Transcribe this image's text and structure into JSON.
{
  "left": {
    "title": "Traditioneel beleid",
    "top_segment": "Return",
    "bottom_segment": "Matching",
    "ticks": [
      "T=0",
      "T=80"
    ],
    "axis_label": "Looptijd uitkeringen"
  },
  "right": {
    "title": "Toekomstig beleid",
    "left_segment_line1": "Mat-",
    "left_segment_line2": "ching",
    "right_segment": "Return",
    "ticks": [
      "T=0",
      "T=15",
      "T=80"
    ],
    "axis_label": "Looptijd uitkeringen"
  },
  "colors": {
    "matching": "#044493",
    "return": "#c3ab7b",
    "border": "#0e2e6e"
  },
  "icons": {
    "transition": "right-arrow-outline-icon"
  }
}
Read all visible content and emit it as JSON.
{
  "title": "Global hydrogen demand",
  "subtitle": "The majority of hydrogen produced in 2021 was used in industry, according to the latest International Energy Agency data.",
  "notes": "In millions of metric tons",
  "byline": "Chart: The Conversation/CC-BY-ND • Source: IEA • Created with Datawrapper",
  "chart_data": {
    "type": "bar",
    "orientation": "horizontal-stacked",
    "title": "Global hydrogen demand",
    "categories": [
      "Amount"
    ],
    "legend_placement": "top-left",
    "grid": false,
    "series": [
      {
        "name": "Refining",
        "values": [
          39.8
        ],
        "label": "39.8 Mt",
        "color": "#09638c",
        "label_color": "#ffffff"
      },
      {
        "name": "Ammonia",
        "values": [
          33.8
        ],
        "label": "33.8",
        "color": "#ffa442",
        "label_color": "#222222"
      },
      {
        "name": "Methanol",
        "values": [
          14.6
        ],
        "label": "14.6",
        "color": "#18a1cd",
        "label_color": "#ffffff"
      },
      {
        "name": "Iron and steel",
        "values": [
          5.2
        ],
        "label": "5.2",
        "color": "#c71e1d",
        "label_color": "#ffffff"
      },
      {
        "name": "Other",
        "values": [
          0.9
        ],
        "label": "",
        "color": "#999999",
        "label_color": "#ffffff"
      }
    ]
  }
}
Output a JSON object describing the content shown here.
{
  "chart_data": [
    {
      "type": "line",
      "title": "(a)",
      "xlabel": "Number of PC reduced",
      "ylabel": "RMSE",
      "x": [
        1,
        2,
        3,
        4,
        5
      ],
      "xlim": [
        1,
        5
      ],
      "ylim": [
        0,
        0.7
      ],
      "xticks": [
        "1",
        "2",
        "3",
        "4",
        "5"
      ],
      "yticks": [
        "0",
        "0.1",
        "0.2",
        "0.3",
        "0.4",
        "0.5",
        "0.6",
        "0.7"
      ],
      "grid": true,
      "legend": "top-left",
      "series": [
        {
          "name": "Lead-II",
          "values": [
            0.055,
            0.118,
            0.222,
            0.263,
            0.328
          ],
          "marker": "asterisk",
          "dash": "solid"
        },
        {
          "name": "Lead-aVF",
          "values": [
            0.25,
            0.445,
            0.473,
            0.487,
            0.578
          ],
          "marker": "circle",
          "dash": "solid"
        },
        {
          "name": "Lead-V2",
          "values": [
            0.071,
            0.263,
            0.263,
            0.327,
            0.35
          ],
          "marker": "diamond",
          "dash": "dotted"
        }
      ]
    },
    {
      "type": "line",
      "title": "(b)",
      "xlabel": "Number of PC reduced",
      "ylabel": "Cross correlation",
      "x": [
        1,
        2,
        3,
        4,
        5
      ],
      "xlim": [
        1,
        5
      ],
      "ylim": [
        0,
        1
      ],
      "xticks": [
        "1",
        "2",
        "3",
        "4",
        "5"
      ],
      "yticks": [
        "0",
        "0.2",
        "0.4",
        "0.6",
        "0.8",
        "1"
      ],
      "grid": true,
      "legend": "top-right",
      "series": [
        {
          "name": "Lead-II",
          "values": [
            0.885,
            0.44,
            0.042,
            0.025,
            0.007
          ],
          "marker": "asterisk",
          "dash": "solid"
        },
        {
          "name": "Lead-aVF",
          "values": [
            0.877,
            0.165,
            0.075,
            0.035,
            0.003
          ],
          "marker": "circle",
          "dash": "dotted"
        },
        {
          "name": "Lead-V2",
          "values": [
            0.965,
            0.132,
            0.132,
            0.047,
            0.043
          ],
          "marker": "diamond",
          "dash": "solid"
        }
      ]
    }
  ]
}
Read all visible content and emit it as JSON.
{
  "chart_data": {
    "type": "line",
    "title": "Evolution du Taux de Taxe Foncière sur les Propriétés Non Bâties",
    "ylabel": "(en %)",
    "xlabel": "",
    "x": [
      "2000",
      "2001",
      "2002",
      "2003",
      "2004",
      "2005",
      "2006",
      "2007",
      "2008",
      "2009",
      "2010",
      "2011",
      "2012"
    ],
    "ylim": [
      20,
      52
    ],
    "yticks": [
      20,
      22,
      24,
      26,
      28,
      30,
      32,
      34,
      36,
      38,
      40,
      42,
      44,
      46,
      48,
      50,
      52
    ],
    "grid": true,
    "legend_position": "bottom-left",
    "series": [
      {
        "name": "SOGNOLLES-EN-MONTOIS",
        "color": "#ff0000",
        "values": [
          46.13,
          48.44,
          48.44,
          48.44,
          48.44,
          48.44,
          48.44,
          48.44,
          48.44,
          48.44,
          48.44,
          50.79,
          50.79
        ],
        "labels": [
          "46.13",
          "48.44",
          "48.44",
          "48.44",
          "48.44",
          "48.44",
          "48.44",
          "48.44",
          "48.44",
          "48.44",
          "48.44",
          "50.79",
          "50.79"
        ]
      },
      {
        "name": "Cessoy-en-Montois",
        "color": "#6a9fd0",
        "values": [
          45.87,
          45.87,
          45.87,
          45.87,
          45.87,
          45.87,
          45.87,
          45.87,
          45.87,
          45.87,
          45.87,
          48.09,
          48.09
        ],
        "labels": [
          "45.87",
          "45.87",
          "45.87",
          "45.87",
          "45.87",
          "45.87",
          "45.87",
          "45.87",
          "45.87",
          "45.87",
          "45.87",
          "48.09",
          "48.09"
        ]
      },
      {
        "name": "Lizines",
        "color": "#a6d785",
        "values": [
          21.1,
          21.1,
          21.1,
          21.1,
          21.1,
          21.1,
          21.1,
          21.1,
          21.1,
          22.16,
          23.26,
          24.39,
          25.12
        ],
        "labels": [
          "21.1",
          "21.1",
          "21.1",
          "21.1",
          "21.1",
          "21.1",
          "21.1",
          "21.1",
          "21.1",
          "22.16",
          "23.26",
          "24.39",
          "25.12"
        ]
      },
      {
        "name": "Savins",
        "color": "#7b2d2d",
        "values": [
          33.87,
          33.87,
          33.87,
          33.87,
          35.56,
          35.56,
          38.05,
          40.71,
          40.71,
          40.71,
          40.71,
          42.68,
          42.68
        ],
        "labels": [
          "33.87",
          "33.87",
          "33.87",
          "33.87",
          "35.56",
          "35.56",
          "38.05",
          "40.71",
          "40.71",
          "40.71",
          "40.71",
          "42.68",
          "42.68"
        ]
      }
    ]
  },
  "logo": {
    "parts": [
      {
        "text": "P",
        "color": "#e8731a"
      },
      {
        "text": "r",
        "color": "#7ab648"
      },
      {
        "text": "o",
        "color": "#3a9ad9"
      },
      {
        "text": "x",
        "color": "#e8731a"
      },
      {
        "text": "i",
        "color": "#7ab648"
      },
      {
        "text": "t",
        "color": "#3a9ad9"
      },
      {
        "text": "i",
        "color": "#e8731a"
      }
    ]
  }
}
○ ○ ○ ○ ○
- Request:
Type out the material again exactly as presented.

- Answer to the problem:
Transcribe this image's text and structure into JSON.
{
  "left": {
    "title": "Traditioneel beleid",
    "top_segment": "Return",
    "bottom_segment": "Matching",
    "ticks": [
      "T=0",
      "T=80"
    ],
    "axis_label": "Looptijd uitkeringen"
  },
  "right": {
    "title": "Toekomstig beleid",
    "left_segment_line1": "Mat-",
    "left_segment_line2": "ching",
    "right_segment": "Return",
    "ticks": [
      "T=0",
      "T=15",
      "T=80"
    ],
    "axis_label": "Looptijd uitkeringen"
  },
  "colors": {
    "matching": "#044493",
    "return": "#c3ab7b",
    "border": "#0e2e6e"
  },
  "icons": {
    "transition": "right-arrow-outline-icon"
  }
}
Read all visible content and emit it as JSON.
{
  "title": "Global hydrogen demand",
  "subtitle": "The majority of hydrogen produced in 2021 was used in industry, according to the latest International Energy Agency data.",
  "notes": "In millions of metric tons",
  "byline": "Chart: The Conversation/CC-BY-ND • Source: IEA • Created with Datawrapper",
  "chart_data": {
    "type": "bar",
    "orientation": "horizontal-stacked",
    "title": "Global hydrogen demand",
    "categories": [
      "Amount"
    ],
    "legend_placement": "top-left",
    "grid": false,
    "series": [
      {
        "name": "Refining",
        "values": [
          39.8
        ],
        "label": "39.8 Mt",
        "color": "#09638c",
        "label_color": "#ffffff"
      },
      {
        "name": "Ammonia",
        "values": [
          33.8
        ],
        "label": "33.8",
        "color": "#ffa442",
        "label_color": "#222222"
      },
      {
        "name": "Methanol",
        "values": [
          14.6
        ],
        "label": "14.6",
        "color": "#18a1cd",
        "label_color": "#ffffff"
      },
      {
        "name": "Iron and steel",
        "values": [
          5.2
        ],
        "label": "5.2",
        "color": "#c71e1d",
        "label_color": "#ffffff"
      },
      {
        "name": "Other",
        "values": [
          0.9
        ],
        "label": "",
        "color": "#999999",
        "label_color": "#ffffff"
      }
    ]
  }
}
Output a JSON object describing the content shown here.
{
  "chart_data": [
    {
      "type": "line",
      "title": "(a)",
      "xlabel": "Number of PC reduced",
      "ylabel": "RMSE",
      "x": [
        1,
        2,
        3,
        4,
        5
      ],
      "xlim": [
        1,
        5
      ],
      "ylim": [
        0,
        0.7
      ],
      "xticks": [
        "1",
        "2",
        "3",
        "4",
        "5"
      ],
      "yticks": [
        "0",
        "0.1",
        "0.2",
        "0.3",
        "0.4",
        "0.5",
        "0.6",
        "0.7"
      ],
      "grid": true,
      "legend": "top-left",
      "series": [
        {
          "name": "Lead-II",
          "values": [
            0.055,
            0.118,
            0.222,
            0.263,
            0.328
          ],
          "marker": "asterisk",
          "dash": "solid"
        },
        {
          "name": "Lead-aVF",
          "values": [
            0.25,
            0.445,
            0.473,
            0.487,
            0.578
          ],
          "marker": "circle",
          "dash": "solid"
        },
        {
          "name": "Lead-V2",
          "values": [
            0.071,
            0.263,
            0.263,
            0.327,
            0.35
          ],
          "marker": "diamond",
          "dash": "dotted"
        }
      ]
    },
    {
      "type": "line",
      "title": "(b)",
      "xlabel": "Number of PC reduced",
      "ylabel": "Cross correlation",
      "x": [
        1,
        2,
        3,
        4,
        5
      ],
      "xlim": [
        1,
        5
      ],
      "ylim": [
        0,
        1
      ],
      "xticks": [
        "1",
        "2",
        "3",
        "4",
        "5"
      ],
      "yticks": [
        "0",
        "0.2",
        "0.4",
        "0.6",
        "0.8",
        "1"
      ],
      "grid": true,
      "legend": "top-right",
      "series": [
        {
          "name": "Lead-II",
          "values": [
            0.885,
            0.44,
            0.042,
            0.025,
            0.007
          ],
          "marker": "asterisk",
          "dash": "solid"
        },
        {
          "name": "Lead-aVF",
          "values": [
            0.877,
            0.165,
            0.075,
            0.035,
            0.003
          ],
          "marker": "circle",
          "dash": "dotted"
        },
        {
          "name": "Lead-V2",
          "values": [
            0.965,
            0.132,
            0.132,
            0.047,
            0.043
          ],
          "marker": "diamond",
          "dash": "solid"
        }
      ]
    }
  ]
}
Read all visible content and emit it as JSON.
{
  "chart_data": {
    "type": "line",
    "title": "Evolution du Taux de Taxe Foncière sur les Propriétés Non Bâties",
    "ylabel": "(en %)",
    "xlabel": "",
    "x": [
      "2000",
      "2001",
      "2002",
      "2003",
      "2004",
      "2005",
      "2006",
      "2007",
      "2008",
      "2009",
      "2010",
      "2011",
      "2012"
    ],
    "ylim": [
      20,
      52
    ],
    "yticks": [
      20,
      22,
      24,
      26,
      28,
      30,
      32,
      34,
      36,
      38,
      40,
      42,
      44,
      46,
      48,
      50,
      52
    ],
    "grid": true,
    "legend_position": "bottom-left",
    "series": [
      {
        "name": "SOGNOLLES-EN-MONTOIS",
        "color": "#ff0000",
        "values": [
          46.13,
          48.44,
          48.44,
          48.44,
          48.44,
          48.44,
          48.44,
          48.44,
          48.44,
          48.44,
          48.44,
          50.79,
          50.79
        ],
        "labels": [
          "46.13",
          "48.44",
          "48.44",
          "48.44",
          "48.44",
          "48.44",
          "48.44",
          "48.44",
          "48.44",
          "48.44",
          "48.44",
          "50.79",
          "50.79"
        ]
      },
      {
        "name": "Cessoy-en-Montois",
        "color": "#6a9fd0",
        "values": [
          45.87,
          45.87,
          45.87,
          45.87,
          45.87,
          45.87,
          45.87,
          45.87,
          45.87,
          45.87,
          45.87,
          48.09,
          48.09
        ],
        "labels": [
          "45.87",
          "45.87",
          "45.87",
          "45.87",
          "45.87",
          "45.87",
          "45.87",
          "45.87",
          "45.87",
          "45.87",
          "45.87",
          "48.09",
          "48.09"
        ]
      },
      {
        "name": "Lizines",
        "color": "#a6d785",
        "values": [
          21.1,
          21.1,
          21.1,
          21.1,
          21.1,
          21.1,
          21.1,
          21.1,
          21.1,
          22.16,
          23.26,
          24.39,
          25.12
        ],
        "labels": [
          "21.1",
          "21.1",
          "21.1",
          "21.1",
          "21.1",
          "21.1",
          "21.1",
          "21.1",
          "21.1",
          "22.16",
          "23.26",
          "24.39",
          "25.12"
        ]
      },
      {
        "name": "Savins",
        "color": "#7b2d2d",
        "values": [
          33.87,
          33.87,
          33.87,
          33.87,
          35.56,
          35.56,
          38.05,
          40.71,
          40.71,
          40.71,
          40.71,
          42.68,
          42.68
        ],
        "labels": [
          "33.87",
          "33.87",
          "33.87",
          "33.87",
          "35.56",
          "35.56",
          "38.05",
          "40.71",
          "40.71",
          "40.71",
          "40.71",
          "42.68",
          "42.68"
        ]
      }
    ]
  },
  "logo": {
    "parts": [
      {
        "text": "P",
        "color": "#e8731a"
      },
      {
        "text": "r",
        "color": "#7ab648"
      },
      {
        "text": "o",
        "color": "#3a9ad9"
      },
      {
        "text": "x",
        "color": "#e8731a"
      },
      {
        "text": "i",
        "color": "#7ab648"
      },
      {
        "text": "t",
        "color": "#3a9ad9"
      },
      {
        "text": "i",
        "color": "#e8731a"
      }
    ]
  }
}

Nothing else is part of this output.